(Given problem)
Return only the number of lines that hold "tissu".

(Data for this task)

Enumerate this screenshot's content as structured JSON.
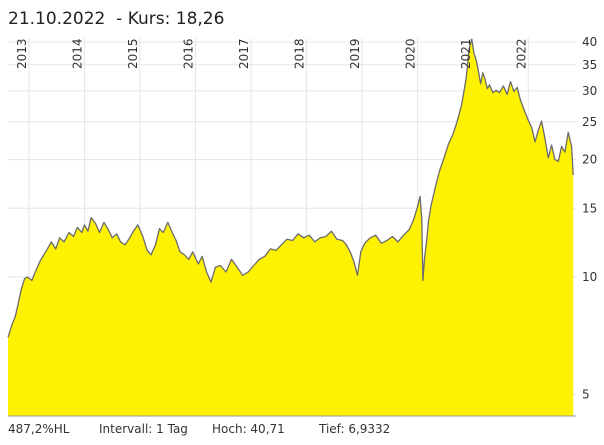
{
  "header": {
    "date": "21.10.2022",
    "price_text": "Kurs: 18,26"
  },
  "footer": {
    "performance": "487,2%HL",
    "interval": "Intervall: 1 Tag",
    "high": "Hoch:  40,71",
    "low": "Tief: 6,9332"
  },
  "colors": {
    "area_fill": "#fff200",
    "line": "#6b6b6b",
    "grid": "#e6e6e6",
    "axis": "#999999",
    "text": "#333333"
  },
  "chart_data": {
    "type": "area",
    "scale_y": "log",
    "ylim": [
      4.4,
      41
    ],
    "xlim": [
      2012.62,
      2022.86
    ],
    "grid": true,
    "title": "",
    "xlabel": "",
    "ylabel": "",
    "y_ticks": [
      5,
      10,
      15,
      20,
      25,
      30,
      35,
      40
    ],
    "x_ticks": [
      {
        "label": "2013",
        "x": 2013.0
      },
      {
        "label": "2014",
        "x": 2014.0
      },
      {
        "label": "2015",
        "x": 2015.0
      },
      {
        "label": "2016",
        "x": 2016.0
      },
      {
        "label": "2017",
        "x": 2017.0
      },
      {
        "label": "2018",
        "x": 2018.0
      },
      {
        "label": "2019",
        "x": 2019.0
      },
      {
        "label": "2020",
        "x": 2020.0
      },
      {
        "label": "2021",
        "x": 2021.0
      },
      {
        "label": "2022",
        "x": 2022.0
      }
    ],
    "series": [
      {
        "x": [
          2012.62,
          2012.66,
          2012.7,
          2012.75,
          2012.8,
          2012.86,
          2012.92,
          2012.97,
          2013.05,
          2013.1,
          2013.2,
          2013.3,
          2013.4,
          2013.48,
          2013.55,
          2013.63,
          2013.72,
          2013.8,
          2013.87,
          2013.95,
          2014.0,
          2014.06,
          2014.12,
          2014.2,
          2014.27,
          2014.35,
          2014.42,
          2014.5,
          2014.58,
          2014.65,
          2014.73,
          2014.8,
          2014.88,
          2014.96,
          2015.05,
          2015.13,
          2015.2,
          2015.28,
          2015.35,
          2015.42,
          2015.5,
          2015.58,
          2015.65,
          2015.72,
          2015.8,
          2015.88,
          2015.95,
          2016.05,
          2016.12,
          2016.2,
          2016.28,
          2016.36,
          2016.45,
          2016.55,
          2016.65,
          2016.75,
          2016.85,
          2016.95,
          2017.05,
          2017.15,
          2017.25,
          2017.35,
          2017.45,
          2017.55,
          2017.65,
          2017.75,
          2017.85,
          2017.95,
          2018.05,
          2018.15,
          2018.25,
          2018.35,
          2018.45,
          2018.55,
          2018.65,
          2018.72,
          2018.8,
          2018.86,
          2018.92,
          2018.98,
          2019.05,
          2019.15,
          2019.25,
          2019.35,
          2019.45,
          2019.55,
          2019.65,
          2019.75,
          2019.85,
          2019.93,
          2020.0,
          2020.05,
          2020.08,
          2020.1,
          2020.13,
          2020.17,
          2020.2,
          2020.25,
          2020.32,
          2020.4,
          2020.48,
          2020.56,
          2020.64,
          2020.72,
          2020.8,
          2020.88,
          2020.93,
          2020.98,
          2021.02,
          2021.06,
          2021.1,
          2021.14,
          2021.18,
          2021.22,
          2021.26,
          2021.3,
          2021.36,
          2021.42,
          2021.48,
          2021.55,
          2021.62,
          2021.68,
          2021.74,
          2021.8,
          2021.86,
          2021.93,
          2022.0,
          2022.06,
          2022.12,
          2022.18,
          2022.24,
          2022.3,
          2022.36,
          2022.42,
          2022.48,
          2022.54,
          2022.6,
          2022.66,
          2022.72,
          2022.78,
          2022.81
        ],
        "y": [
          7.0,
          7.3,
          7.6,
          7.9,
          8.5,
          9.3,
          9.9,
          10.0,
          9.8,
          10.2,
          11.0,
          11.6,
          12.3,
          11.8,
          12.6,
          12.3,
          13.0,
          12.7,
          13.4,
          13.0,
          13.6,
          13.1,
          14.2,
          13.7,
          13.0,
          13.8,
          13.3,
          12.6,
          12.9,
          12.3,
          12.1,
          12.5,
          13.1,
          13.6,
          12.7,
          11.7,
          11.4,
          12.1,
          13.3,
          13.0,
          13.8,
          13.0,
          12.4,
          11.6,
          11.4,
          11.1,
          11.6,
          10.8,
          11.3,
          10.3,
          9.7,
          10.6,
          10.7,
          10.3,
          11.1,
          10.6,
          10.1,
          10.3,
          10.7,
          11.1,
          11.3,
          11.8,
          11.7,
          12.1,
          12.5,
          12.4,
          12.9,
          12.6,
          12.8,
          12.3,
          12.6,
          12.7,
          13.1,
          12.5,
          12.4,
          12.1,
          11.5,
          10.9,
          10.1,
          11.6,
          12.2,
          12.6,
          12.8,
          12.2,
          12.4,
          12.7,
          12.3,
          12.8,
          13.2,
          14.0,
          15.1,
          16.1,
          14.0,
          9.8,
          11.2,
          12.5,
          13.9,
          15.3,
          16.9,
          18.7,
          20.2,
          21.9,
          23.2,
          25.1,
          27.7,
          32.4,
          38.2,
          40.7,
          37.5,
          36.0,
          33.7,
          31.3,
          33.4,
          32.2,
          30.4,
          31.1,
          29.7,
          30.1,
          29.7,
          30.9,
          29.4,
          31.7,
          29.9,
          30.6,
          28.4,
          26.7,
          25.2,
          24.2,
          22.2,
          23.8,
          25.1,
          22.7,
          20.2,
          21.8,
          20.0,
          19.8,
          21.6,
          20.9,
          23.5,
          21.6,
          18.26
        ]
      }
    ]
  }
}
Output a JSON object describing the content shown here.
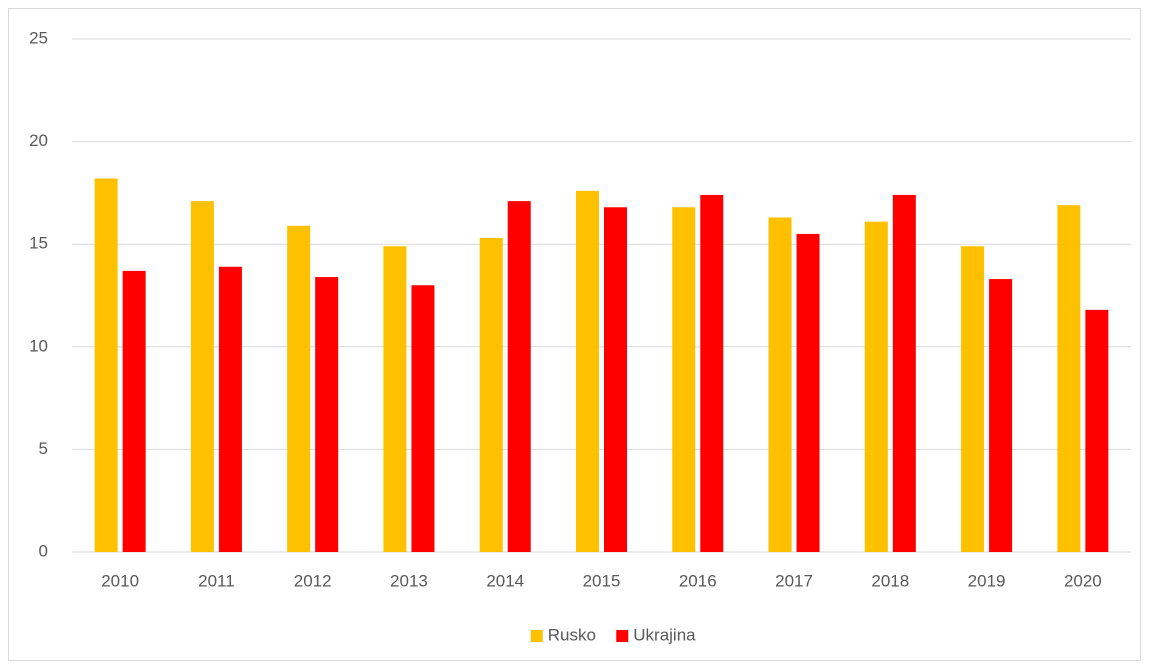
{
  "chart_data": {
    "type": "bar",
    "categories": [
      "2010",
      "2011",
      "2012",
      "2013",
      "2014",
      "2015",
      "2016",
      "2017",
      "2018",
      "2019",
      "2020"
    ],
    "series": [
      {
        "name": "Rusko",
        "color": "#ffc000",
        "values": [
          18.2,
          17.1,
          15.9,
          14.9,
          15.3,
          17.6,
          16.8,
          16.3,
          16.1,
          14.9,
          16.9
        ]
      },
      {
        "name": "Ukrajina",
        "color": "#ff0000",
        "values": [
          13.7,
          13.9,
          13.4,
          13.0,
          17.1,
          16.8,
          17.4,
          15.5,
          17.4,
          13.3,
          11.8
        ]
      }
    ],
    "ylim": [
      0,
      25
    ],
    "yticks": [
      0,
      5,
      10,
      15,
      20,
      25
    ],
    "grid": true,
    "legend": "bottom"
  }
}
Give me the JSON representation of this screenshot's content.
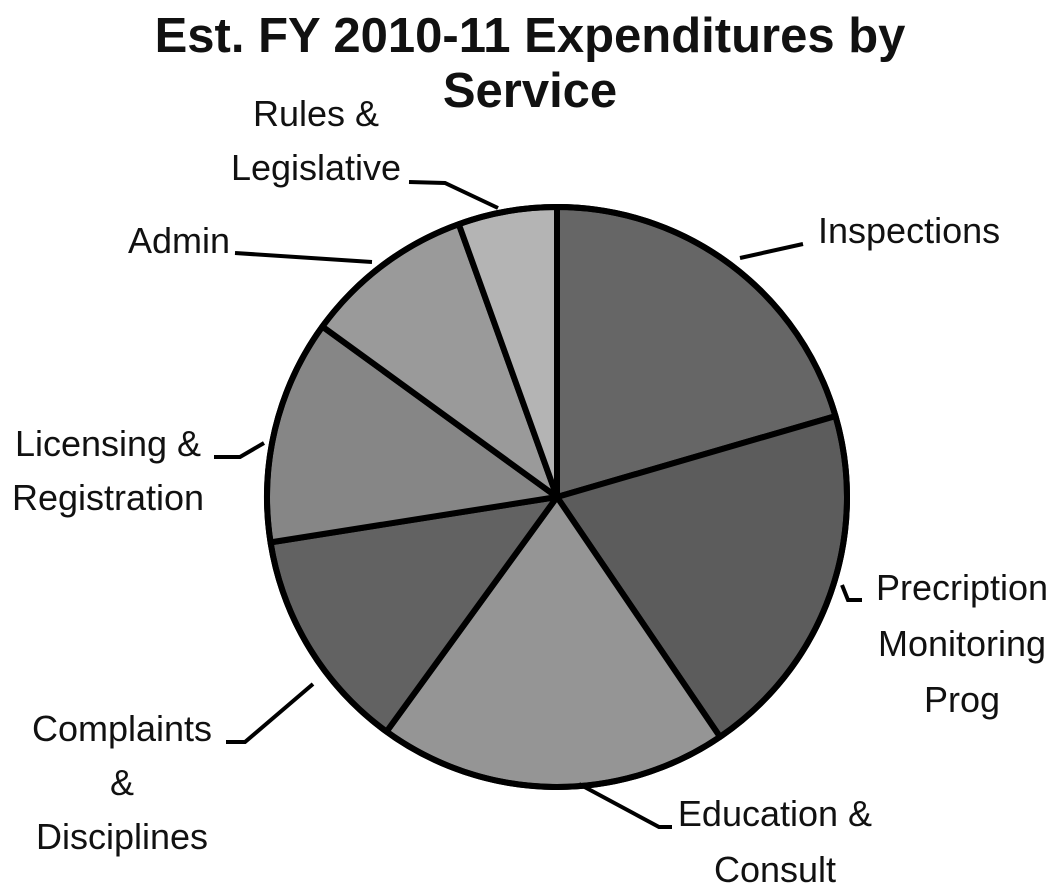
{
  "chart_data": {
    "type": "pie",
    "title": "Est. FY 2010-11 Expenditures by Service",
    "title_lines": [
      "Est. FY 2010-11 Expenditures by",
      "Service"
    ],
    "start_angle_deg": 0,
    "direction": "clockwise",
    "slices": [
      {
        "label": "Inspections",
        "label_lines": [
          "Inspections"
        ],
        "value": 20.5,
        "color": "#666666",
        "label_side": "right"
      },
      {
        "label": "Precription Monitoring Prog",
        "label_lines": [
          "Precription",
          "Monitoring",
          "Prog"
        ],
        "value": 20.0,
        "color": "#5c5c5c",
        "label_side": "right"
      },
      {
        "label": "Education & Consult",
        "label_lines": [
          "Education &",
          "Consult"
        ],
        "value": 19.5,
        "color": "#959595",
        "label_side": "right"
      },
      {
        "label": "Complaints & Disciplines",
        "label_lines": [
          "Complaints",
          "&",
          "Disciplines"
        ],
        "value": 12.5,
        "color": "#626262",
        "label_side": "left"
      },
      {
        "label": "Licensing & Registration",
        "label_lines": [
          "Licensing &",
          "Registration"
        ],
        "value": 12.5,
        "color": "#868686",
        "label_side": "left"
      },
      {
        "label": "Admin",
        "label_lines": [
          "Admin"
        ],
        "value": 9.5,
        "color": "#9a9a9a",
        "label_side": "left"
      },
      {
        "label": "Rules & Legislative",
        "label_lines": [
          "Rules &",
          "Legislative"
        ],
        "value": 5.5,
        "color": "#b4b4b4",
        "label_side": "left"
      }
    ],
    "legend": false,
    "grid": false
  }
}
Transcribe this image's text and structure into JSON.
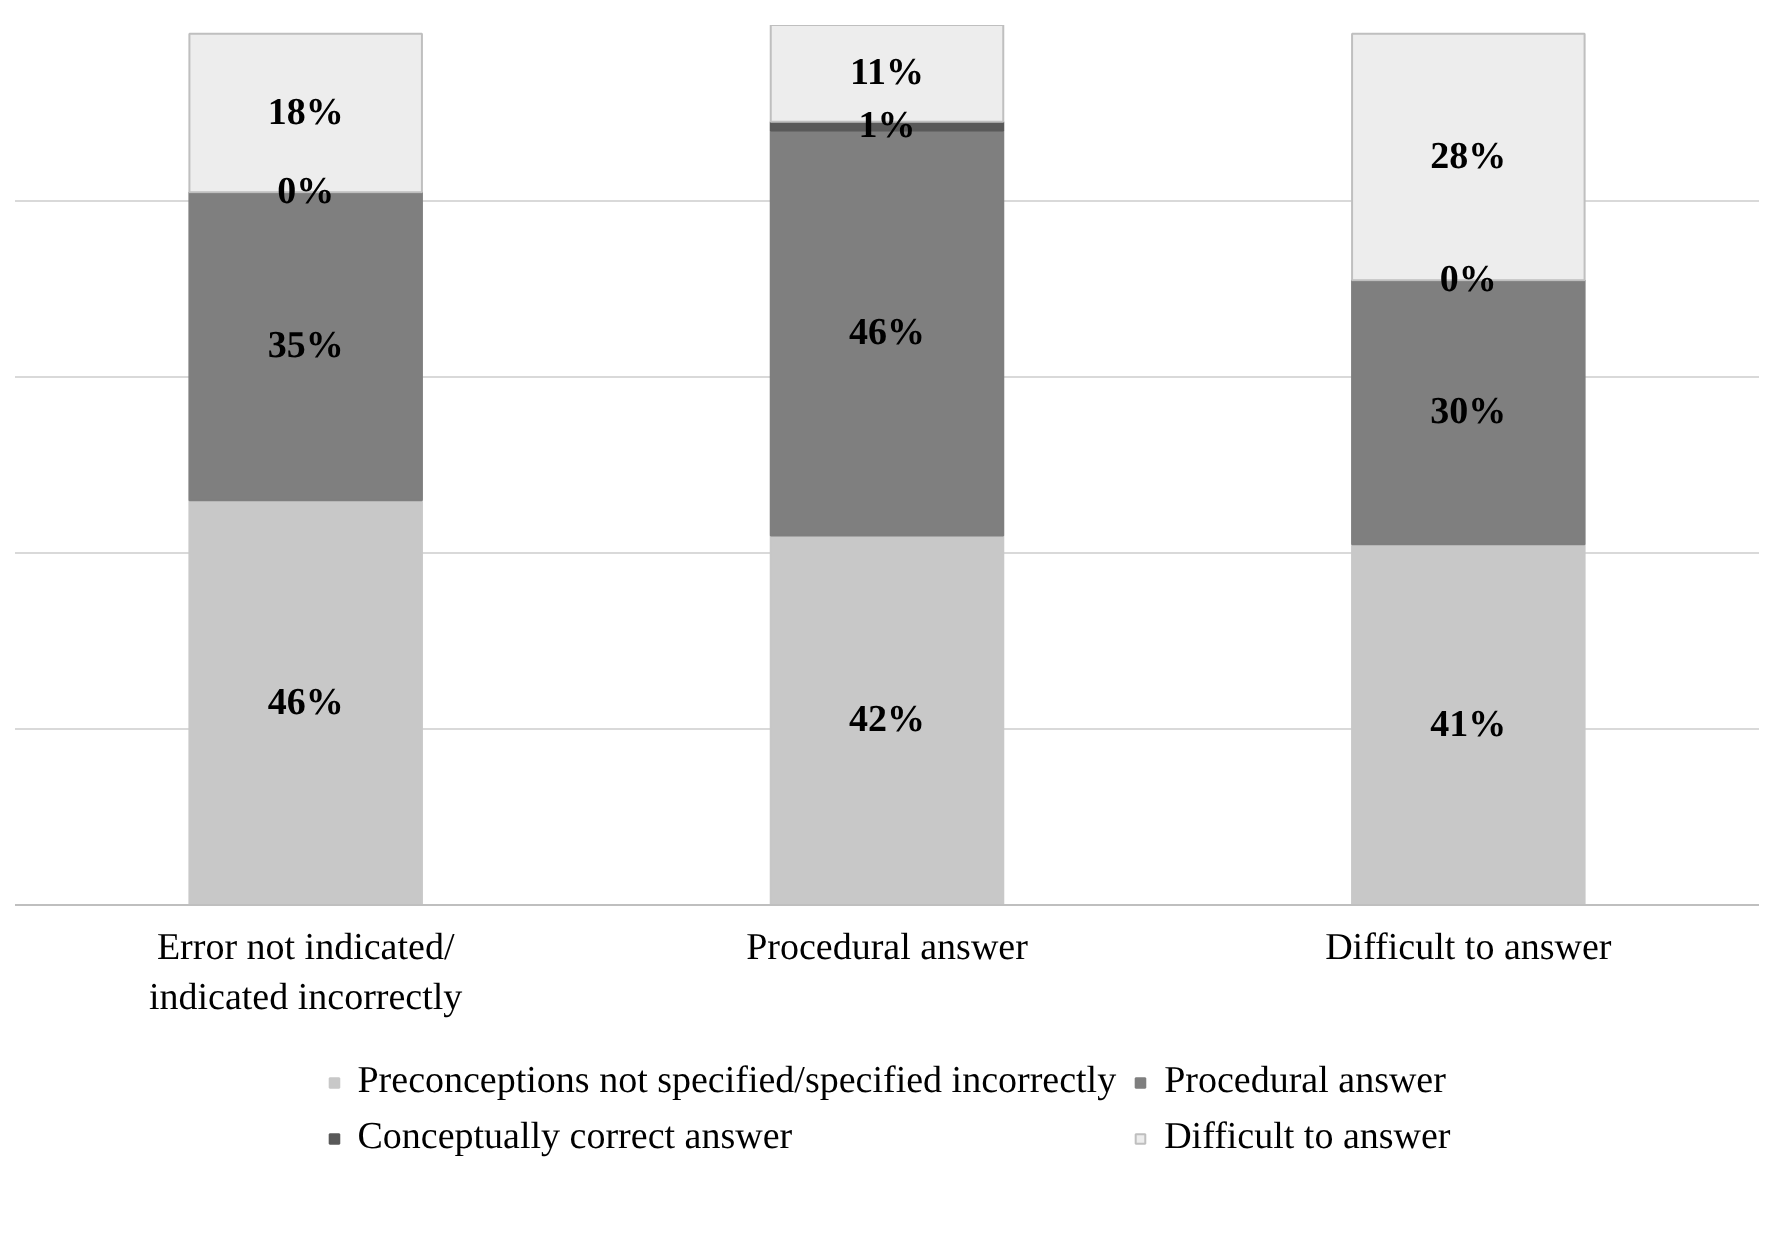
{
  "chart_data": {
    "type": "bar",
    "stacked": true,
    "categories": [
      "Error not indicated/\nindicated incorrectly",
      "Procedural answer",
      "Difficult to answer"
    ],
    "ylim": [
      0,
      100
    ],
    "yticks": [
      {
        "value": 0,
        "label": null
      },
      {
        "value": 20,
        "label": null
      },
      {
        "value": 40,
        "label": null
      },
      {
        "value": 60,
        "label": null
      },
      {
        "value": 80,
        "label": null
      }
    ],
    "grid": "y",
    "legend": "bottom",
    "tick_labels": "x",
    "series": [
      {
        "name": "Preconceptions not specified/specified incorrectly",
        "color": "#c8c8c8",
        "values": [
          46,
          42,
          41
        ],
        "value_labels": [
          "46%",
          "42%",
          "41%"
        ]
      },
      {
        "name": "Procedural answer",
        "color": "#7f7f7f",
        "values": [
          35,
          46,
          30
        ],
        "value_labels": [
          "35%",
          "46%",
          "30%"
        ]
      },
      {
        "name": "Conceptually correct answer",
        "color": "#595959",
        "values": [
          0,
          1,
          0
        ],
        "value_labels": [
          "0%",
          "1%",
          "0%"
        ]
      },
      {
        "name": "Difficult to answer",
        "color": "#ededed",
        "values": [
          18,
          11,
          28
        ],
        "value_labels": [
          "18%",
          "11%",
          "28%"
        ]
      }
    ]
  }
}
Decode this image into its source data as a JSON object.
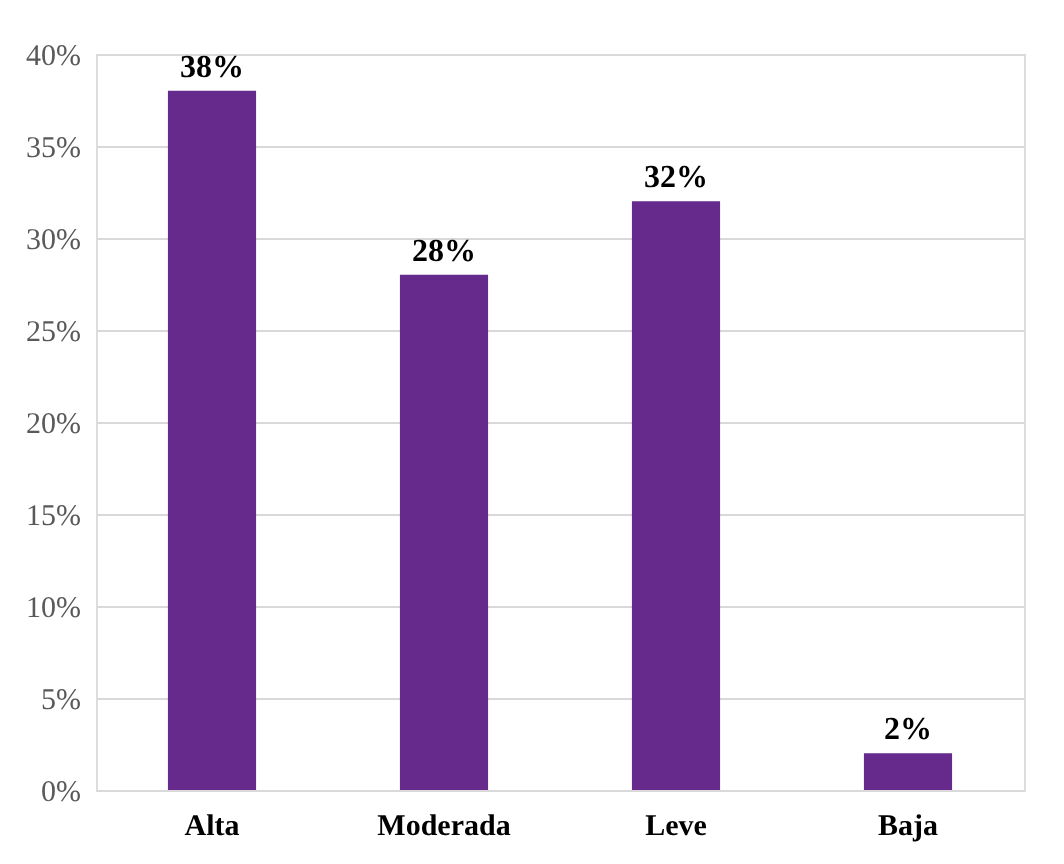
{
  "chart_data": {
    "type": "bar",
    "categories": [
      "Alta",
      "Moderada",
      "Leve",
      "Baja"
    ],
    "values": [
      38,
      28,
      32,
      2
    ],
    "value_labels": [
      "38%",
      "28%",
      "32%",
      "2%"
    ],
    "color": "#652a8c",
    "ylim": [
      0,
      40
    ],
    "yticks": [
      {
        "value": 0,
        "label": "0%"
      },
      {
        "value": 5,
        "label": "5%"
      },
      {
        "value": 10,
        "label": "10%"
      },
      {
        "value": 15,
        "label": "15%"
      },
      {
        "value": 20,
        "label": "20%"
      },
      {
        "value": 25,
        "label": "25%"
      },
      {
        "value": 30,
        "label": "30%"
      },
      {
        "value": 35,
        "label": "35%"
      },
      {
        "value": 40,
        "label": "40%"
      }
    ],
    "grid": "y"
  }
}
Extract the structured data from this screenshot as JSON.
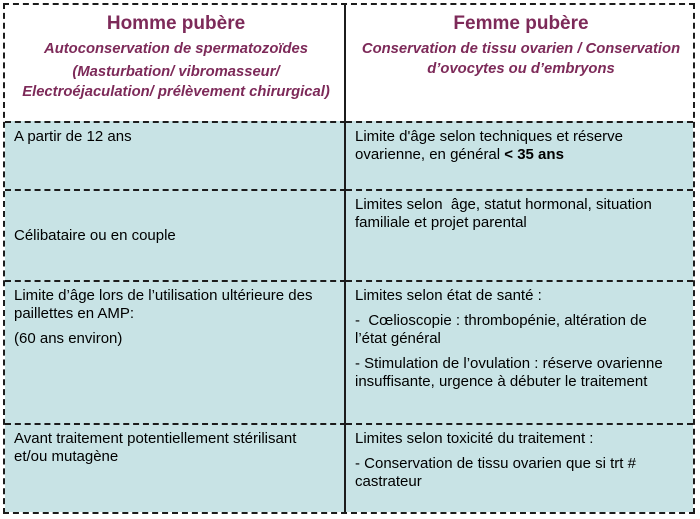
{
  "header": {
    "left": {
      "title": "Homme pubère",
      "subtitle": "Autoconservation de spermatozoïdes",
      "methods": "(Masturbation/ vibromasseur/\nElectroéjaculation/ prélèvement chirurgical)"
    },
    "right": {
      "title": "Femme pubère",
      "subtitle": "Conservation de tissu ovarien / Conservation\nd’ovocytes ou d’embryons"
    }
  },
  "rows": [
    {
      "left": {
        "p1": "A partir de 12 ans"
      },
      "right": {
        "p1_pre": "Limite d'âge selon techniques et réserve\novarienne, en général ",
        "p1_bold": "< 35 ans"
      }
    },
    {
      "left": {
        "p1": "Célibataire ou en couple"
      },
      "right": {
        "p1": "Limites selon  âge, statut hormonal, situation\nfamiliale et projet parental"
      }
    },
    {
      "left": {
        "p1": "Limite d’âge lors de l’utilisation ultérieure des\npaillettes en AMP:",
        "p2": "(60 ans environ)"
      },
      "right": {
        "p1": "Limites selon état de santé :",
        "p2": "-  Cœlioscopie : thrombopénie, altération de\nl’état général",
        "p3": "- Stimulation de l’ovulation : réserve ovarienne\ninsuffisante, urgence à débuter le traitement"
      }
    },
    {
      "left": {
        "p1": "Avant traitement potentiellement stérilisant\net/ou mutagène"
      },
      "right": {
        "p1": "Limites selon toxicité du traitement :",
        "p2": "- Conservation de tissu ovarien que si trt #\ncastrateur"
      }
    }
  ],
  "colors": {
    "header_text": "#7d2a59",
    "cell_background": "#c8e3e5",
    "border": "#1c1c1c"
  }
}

(Result of the exercise)
2